Input records:
>>>

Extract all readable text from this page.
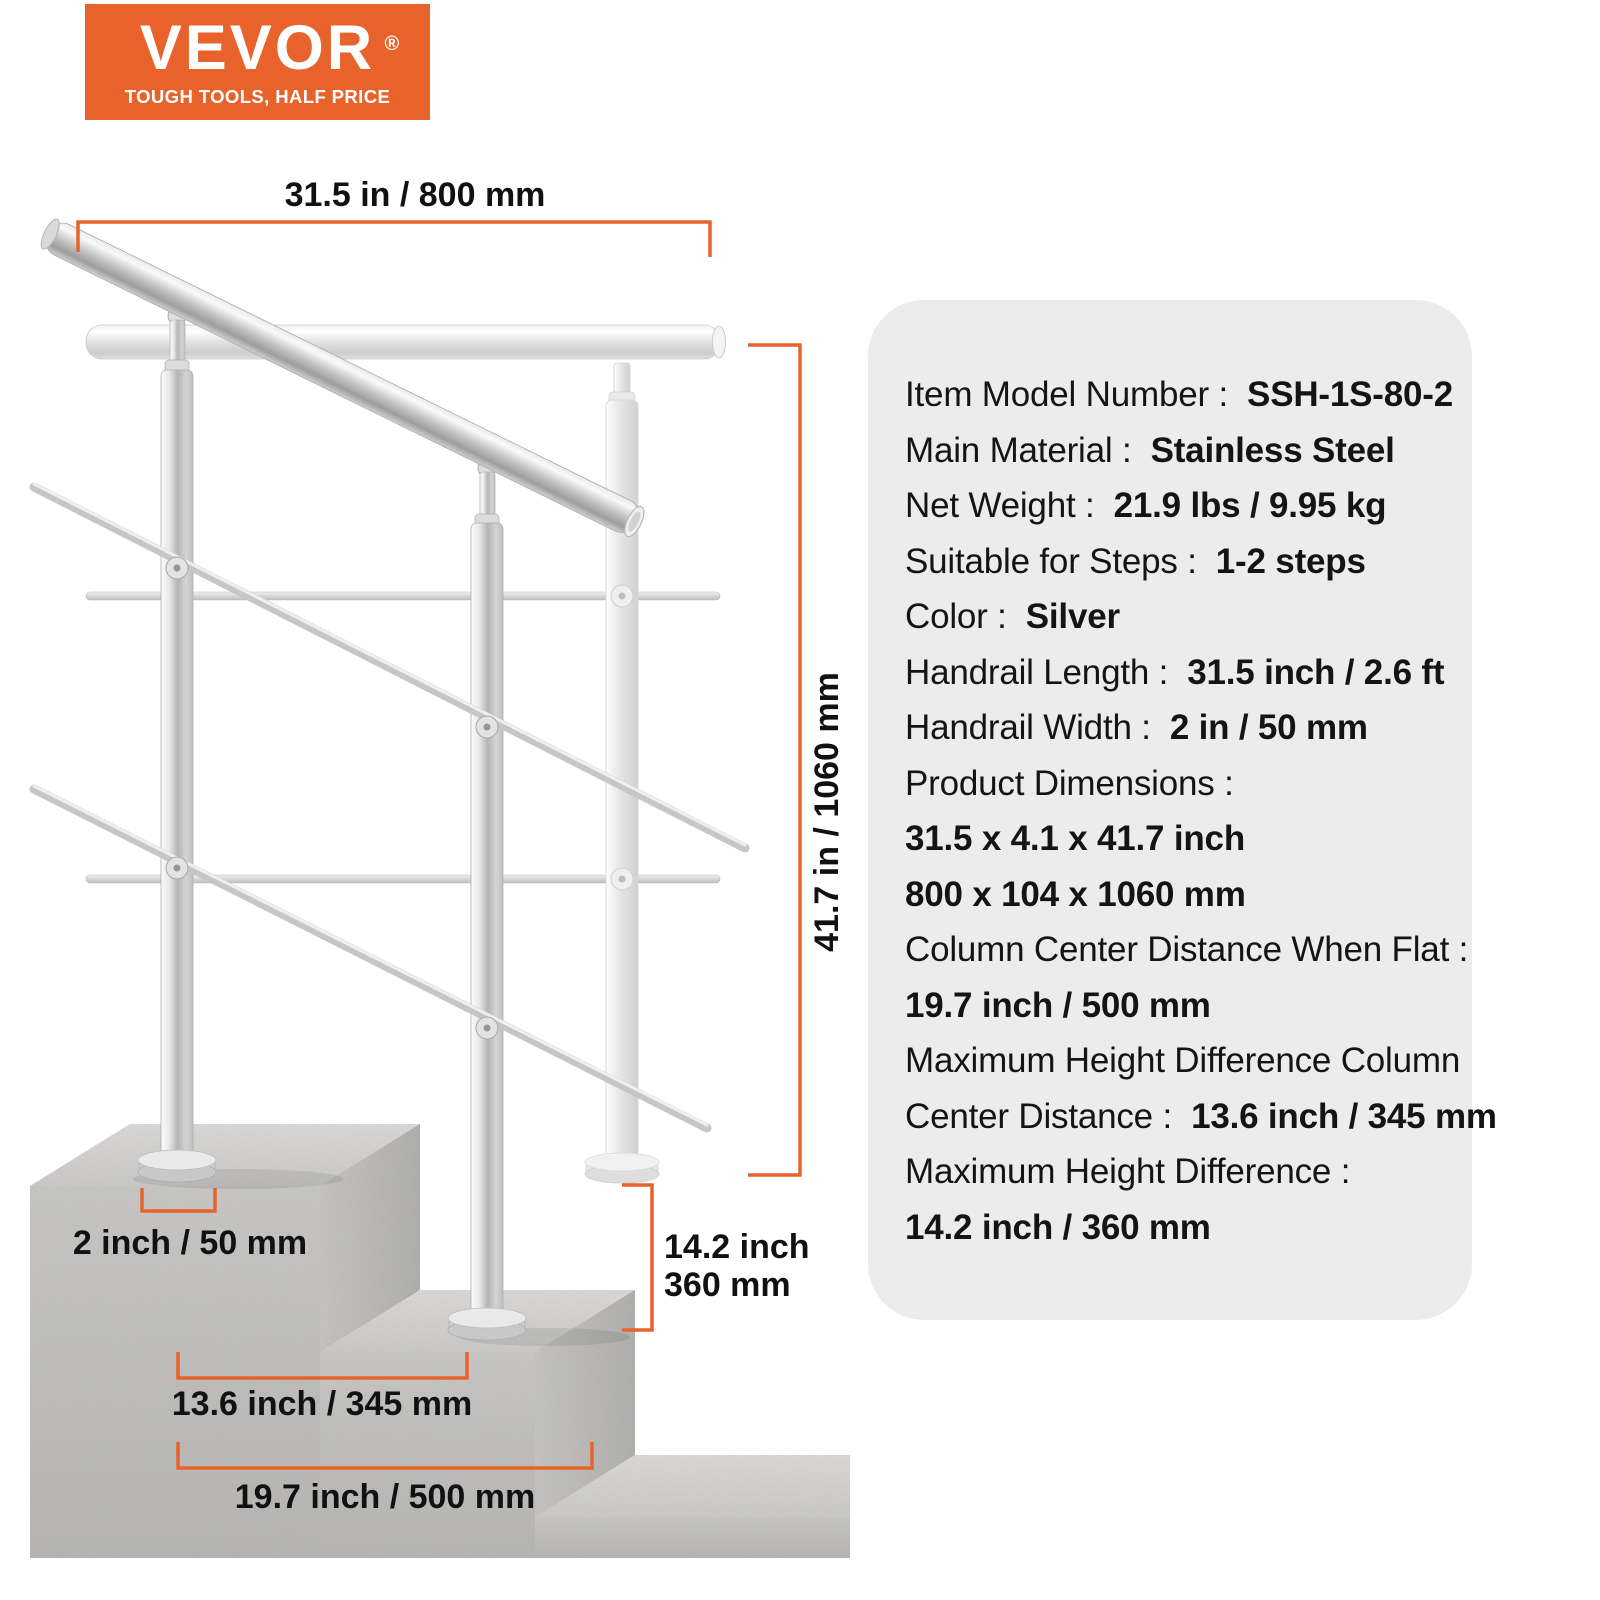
31.5 in / 800 mm
41.7 in / 1060 mm
2 inch / 50 mm	14.2 inch
360 mm
13.6 inch / 345 mm
19.7 inch / 500 mm
VEVOR ®
TOUGH TOOLS, HALF PRICE
Item Model Number :  SSH-1S-80-2
Main Material :  Stainless Steel
Net Weight :  21.9 lbs / 9.95 kg
Suitable for Steps :  1-2 steps
Color :  Silver
Handrail Length :  31.5 inch / 2.6 ft
Handrail Width :  2 in / 50 mm
Product Dimensions :
31.5 x 4.1 x 41.7 inch
800 x 104 x 1060 mm
Column Center Distance When Flat :
19.7 inch / 500 mm
Maximum Height Difference Column
Center Distance :  13.6 inch / 345 mm
Maximum Height Difference :
14.2 inch / 360 mm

<<<

Task details: Copy the records exactly as they appear, excluding images.

Result for this task:
Extract all readable text from this page.
31.5 in / 800 mm
41.7 in / 1060 mm
2 inch / 50 mm	14.2 inch
360 mm
13.6 inch / 345 mm
19.7 inch / 500 mm
VEVOR ®
TOUGH TOOLS, HALF PRICE
Item Model Number :  SSH-1S-80-2
Main Material :  Stainless Steel
Net Weight :  21.9 lbs / 9.95 kg
Suitable for Steps :  1-2 steps
Color :  Silver
Handrail Length :  31.5 inch / 2.6 ft
Handrail Width :  2 in / 50 mm
Product Dimensions :
31.5 x 4.1 x 41.7 inch
800 x 104 x 1060 mm
Column Center Distance When Flat :
19.7 inch / 500 mm
Maximum Height Difference Column
Center Distance :  13.6 inch / 345 mm
Maximum Height Difference :
14.2 inch / 360 mm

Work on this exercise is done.